Record set:
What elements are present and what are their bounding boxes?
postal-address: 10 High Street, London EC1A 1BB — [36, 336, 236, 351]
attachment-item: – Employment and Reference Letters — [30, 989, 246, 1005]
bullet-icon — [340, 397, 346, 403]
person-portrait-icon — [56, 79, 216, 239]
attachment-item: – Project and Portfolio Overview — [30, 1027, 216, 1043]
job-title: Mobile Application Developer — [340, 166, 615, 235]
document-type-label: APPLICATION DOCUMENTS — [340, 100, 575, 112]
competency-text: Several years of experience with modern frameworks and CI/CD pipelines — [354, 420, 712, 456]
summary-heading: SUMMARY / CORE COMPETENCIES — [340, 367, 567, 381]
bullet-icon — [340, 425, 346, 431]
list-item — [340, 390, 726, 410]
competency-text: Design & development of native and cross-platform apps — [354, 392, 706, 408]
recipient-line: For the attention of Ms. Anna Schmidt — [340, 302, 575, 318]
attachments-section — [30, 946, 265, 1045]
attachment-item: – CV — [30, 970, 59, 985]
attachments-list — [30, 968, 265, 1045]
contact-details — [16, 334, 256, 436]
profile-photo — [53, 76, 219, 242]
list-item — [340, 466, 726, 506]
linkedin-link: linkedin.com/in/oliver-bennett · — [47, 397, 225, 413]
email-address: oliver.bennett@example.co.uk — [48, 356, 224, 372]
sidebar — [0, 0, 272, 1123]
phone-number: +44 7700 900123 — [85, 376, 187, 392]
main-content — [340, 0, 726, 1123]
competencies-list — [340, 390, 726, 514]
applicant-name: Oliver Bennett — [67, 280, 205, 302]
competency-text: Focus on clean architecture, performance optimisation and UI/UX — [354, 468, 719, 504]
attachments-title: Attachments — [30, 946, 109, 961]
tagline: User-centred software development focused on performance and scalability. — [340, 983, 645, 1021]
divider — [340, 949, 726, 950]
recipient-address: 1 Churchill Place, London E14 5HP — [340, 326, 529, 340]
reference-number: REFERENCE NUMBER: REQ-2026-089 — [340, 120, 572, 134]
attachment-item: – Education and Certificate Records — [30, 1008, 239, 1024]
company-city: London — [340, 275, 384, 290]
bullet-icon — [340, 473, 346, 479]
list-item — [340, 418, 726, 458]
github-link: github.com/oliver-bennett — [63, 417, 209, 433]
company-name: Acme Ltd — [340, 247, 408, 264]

What the task requires: In the rows from the first one through the line containing "person-portrait-icon — [56, 79, 216, 239]", change "High Street" to "Market Street" and write out only those rows, leaving everything else as it is.

Output of the exercise:
What elements are present and what are their bounding boxes?
postal-address: 10 Market Street, London EC1A 1BB — [36, 336, 236, 351]
attachment-item: – Employment and Reference Letters — [30, 989, 246, 1005]
bullet-icon — [340, 397, 346, 403]
person-portrait-icon — [56, 79, 216, 239]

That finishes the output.